*DIRECTION*. Type out the material below exactly.

*Stored data*.
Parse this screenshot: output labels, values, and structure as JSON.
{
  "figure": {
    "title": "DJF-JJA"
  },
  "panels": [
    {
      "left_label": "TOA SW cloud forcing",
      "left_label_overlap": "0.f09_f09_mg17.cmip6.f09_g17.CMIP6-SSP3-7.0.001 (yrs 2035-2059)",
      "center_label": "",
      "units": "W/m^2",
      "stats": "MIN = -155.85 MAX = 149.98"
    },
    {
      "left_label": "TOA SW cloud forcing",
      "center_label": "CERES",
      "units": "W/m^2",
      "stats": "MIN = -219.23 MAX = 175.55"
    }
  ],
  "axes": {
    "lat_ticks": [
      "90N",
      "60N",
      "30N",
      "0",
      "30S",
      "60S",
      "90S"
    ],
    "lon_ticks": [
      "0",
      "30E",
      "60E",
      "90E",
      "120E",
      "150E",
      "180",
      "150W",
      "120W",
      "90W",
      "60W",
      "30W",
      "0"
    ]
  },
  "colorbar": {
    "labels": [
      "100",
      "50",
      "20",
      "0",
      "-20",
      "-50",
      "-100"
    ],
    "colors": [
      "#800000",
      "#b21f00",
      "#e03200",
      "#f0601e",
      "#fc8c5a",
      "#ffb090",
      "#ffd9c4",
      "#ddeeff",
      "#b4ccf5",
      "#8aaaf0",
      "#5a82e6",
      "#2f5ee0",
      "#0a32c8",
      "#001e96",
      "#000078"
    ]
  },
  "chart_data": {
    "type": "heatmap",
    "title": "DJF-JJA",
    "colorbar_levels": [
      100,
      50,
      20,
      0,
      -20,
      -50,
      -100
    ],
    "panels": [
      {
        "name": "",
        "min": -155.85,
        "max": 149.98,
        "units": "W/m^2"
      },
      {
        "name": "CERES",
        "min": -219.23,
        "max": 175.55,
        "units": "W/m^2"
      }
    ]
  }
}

*SOLUTION TO THIS TASK*.
Parse this screenshot: output labels, values, and structure as JSON.
{
  "figure": {
    "title": "DJF-JJA"
  },
  "panels": [
    {
      "left_label": "TOA SW cloud forcing",
      "left_label_overlap": "0.f09_f09_mg17.cmip6.f09_g17.CMIP6-SSP3-7.0.001 (yrs 2035-2059)",
      "center_label": "",
      "units": "W/m^2",
      "stats": "MIN = -155.85 MAX = 149.98"
    },
    {
      "left_label": "TOA SW cloud forcing",
      "center_label": "CERES",
      "units": "W/m^2",
      "stats": "MIN = -219.23 MAX = 175.55"
    }
  ],
  "axes": {
    "lat_ticks": [
      "90N",
      "60N",
      "30N",
      "0",
      "30S",
      "60S",
      "90S"
    ],
    "lon_ticks": [
      "0",
      "30E",
      "60E",
      "90E",
      "120E",
      "150E",
      "180",
      "150W",
      "120W",
      "90W",
      "60W",
      "30W",
      "0"
    ]
  },
  "colorbar": {
    "labels": [
      "100",
      "50",
      "20",
      "0",
      "-20",
      "-50",
      "-100"
    ],
    "colors": [
      "#800000",
      "#b21f00",
      "#e03200",
      "#f0601e",
      "#fc8c5a",
      "#ffb090",
      "#ffd9c4",
      "#ddeeff",
      "#b4ccf5",
      "#8aaaf0",
      "#5a82e6",
      "#2f5ee0",
      "#0a32c8",
      "#001e96",
      "#000078"
    ]
  },
  "chart_data": {
    "type": "heatmap",
    "title": "DJF-JJA",
    "colorbar_levels": [
      100,
      50,
      20,
      0,
      -20,
      -50,
      -100
    ],
    "panels": [
      {
        "name": "",
        "min": -155.85,
        "max": 149.98,
        "units": "W/m^2"
      },
      {
        "name": "CERES",
        "min": -219.23,
        "max": 175.55,
        "units": "W/m^2"
      }
    ]
  }
}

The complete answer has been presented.